> [What to work on]
Look for "показал" in each line of the entries, and return the matching lines.

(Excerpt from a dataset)
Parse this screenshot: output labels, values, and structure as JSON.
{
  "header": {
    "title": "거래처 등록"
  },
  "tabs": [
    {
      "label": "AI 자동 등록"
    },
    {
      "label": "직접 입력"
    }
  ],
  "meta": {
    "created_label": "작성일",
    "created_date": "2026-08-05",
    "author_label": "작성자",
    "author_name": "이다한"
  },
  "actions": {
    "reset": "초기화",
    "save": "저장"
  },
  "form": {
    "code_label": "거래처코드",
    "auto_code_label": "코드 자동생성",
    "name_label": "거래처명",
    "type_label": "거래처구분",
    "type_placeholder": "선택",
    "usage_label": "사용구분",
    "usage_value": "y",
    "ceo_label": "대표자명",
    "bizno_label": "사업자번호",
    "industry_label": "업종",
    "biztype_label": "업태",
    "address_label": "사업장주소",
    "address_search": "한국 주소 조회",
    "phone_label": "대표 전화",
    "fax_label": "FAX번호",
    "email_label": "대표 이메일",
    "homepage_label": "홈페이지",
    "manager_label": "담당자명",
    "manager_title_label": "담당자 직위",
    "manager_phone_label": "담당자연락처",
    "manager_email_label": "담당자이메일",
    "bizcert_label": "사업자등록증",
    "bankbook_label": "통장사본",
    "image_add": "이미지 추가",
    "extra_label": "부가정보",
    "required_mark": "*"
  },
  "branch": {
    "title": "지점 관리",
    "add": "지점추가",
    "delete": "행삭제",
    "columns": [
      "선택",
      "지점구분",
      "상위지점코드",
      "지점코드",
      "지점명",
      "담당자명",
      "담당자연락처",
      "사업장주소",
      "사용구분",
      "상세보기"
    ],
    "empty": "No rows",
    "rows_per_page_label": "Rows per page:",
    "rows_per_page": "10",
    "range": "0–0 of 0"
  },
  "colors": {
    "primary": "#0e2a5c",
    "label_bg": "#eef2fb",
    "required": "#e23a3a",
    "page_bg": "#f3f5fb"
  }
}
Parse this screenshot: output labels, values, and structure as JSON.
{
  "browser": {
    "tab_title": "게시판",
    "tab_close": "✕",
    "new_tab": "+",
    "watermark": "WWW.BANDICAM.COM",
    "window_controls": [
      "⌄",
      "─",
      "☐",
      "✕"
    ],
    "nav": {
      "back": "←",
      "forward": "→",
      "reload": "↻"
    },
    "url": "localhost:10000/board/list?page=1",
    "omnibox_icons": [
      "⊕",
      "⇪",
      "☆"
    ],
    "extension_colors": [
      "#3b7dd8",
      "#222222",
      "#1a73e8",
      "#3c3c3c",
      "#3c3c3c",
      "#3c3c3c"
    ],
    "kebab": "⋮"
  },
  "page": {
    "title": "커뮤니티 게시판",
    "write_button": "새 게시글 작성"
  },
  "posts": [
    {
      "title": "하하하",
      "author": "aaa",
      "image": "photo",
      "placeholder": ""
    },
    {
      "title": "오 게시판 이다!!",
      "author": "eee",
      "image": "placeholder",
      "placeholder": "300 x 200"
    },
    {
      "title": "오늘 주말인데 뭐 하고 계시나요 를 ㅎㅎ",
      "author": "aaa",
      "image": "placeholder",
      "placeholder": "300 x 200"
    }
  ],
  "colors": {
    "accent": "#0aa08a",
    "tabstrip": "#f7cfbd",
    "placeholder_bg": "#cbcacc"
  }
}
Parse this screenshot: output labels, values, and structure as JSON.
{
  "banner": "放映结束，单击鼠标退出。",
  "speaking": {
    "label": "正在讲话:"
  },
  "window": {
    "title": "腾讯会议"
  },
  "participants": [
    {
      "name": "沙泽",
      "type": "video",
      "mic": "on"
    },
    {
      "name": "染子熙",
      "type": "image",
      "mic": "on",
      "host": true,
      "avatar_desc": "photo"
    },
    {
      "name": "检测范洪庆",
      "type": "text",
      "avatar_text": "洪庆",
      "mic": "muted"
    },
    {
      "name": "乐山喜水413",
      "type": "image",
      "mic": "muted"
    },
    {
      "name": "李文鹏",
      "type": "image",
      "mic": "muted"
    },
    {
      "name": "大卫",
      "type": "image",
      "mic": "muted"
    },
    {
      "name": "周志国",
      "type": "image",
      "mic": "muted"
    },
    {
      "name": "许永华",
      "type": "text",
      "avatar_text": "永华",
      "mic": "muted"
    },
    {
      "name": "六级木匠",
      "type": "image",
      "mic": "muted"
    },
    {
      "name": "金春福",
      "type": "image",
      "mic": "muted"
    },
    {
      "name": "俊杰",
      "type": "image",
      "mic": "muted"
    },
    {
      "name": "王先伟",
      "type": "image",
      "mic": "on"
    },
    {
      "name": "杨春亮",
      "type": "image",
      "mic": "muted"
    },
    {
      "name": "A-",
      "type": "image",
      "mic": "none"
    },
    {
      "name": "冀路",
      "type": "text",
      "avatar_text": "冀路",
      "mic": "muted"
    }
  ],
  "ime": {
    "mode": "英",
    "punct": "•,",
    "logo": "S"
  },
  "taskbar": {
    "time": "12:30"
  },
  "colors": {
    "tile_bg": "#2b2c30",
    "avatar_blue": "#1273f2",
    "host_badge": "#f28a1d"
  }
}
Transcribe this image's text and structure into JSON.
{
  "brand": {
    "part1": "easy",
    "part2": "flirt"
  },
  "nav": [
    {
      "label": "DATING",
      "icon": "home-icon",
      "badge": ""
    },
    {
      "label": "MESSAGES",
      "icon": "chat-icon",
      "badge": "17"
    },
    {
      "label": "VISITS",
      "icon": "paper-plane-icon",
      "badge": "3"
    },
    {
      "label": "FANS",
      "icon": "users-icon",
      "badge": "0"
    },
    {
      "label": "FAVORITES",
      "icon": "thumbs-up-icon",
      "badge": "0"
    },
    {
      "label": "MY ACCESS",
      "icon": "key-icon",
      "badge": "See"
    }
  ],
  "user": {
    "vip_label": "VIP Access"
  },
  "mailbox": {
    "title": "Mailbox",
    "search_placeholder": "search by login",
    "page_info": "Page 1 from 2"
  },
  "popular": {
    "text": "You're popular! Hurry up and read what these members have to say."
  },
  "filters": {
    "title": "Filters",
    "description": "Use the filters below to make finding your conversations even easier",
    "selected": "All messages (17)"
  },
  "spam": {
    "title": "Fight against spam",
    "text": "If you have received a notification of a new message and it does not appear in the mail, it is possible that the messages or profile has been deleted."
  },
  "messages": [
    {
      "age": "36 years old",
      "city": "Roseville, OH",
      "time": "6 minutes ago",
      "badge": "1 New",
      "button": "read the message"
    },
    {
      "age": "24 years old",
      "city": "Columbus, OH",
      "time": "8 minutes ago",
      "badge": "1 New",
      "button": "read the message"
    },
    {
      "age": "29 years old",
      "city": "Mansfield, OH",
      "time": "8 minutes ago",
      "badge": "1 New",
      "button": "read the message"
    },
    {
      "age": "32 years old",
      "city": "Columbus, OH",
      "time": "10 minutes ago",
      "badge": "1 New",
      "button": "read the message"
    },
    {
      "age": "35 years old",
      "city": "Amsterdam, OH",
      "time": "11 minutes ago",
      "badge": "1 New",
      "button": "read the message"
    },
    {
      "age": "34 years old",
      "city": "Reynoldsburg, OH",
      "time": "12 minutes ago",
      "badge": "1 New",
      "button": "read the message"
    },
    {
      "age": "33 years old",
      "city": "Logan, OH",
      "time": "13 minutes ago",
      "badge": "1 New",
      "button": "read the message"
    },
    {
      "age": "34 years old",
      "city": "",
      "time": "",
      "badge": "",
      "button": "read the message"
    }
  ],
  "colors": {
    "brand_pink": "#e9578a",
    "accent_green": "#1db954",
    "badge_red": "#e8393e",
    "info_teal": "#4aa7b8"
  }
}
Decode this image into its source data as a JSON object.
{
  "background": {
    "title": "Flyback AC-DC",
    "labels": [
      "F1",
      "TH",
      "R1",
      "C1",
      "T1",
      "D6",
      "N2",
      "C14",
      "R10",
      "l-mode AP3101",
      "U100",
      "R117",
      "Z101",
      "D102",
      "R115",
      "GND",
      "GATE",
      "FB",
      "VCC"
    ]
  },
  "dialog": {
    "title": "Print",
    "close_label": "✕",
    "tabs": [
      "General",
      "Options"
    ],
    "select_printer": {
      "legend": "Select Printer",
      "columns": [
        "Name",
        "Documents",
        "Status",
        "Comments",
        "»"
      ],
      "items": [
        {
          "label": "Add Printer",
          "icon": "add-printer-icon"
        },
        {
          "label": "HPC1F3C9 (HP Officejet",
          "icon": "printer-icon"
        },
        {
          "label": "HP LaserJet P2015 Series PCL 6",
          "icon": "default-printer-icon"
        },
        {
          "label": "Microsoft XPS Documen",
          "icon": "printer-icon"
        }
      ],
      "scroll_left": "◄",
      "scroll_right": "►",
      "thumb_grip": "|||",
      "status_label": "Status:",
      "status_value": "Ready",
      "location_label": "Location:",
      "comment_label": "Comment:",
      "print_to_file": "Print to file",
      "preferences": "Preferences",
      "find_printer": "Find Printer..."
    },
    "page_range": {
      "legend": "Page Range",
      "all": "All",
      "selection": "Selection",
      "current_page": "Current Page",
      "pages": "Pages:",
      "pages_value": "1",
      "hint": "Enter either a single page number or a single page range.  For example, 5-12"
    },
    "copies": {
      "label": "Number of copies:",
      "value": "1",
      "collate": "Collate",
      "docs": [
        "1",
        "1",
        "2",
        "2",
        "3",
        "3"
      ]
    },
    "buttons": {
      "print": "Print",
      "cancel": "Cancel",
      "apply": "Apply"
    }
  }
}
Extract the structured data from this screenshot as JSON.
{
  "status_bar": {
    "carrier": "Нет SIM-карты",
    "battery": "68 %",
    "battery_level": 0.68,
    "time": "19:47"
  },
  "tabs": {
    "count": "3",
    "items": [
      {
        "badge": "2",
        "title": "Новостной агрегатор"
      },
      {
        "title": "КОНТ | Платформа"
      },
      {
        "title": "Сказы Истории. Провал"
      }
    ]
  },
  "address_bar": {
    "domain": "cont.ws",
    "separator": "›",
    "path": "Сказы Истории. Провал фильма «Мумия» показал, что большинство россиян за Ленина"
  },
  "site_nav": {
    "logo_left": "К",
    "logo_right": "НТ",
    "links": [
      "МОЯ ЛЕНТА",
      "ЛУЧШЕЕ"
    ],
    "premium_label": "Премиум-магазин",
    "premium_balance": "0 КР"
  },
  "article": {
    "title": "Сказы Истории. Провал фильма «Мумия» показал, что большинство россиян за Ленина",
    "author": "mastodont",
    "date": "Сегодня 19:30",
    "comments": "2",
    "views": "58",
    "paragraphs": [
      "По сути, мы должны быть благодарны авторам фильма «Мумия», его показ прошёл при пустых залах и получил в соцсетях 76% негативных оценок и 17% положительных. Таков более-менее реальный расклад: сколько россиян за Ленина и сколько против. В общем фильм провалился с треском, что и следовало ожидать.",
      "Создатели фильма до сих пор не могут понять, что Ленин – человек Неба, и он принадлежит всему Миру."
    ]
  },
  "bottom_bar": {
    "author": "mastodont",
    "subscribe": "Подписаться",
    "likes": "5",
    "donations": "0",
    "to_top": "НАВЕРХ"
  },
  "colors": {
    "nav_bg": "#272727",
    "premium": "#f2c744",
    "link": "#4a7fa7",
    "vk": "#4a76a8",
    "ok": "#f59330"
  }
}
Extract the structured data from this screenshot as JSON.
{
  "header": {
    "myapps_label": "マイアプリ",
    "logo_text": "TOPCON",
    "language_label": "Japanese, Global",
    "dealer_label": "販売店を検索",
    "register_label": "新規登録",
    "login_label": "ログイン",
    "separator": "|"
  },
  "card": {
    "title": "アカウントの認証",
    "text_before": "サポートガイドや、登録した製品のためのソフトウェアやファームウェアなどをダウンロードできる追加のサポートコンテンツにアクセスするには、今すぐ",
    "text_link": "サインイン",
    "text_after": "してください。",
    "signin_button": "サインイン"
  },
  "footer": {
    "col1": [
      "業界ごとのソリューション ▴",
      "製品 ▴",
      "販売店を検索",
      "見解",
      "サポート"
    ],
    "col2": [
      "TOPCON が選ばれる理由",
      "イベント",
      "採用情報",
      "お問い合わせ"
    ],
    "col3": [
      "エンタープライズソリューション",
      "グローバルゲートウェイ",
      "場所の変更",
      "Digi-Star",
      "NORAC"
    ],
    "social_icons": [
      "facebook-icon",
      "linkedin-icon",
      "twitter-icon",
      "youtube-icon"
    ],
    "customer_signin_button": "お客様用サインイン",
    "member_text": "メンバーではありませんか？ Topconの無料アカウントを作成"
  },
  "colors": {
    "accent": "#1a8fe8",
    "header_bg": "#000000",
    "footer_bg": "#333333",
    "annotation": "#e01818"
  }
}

> [Result of this exercise]
    "path": "Сказы Истории. Провал фильма «Мумия» показал, что большинство россиян за Ленина"
    "title": "Сказы Истории. Провал фильма «Мумия» показал, что большинство россиян за Ленина",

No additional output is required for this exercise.